◆ **OBJECTIVE**
Gather, from the data below, each line in which the word "title" occurs.
## START MATERIAL FOR THIS TASK
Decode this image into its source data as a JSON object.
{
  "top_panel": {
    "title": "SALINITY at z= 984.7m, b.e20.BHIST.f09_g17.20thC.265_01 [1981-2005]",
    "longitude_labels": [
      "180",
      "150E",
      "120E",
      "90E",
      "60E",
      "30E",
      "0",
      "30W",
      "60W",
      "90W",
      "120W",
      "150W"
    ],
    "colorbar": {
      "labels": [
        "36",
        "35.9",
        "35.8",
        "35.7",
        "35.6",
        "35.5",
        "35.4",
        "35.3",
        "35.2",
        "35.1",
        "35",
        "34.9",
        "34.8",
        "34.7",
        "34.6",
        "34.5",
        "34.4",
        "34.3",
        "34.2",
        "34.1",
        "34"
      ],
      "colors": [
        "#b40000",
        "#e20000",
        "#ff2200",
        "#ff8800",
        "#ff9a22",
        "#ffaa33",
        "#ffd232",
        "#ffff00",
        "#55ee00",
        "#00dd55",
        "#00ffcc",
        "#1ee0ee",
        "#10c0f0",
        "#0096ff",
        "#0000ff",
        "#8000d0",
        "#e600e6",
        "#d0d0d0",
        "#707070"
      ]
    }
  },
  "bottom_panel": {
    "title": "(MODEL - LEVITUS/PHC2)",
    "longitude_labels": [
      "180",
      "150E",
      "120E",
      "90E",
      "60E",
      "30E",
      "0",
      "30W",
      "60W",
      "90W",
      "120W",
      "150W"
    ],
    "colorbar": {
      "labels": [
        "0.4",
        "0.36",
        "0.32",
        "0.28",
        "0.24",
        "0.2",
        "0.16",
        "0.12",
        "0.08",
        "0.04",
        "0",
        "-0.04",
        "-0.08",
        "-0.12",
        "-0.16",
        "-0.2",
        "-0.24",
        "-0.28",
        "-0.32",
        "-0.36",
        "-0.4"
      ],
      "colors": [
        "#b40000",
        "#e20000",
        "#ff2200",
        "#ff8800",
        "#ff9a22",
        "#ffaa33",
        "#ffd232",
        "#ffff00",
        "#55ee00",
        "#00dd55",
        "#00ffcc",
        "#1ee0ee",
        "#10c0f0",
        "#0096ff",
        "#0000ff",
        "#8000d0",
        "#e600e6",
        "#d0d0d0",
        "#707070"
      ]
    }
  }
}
## END MATERIAL FOR THIS TASK
◆ **ANSWER**
    "title": "SALINITY at z= 984.7m, b.e20.BHIST.f09_g17.20thC.265_01 [1981-2005]",
    "title": "(MODEL - LEVITUS/PHC2)",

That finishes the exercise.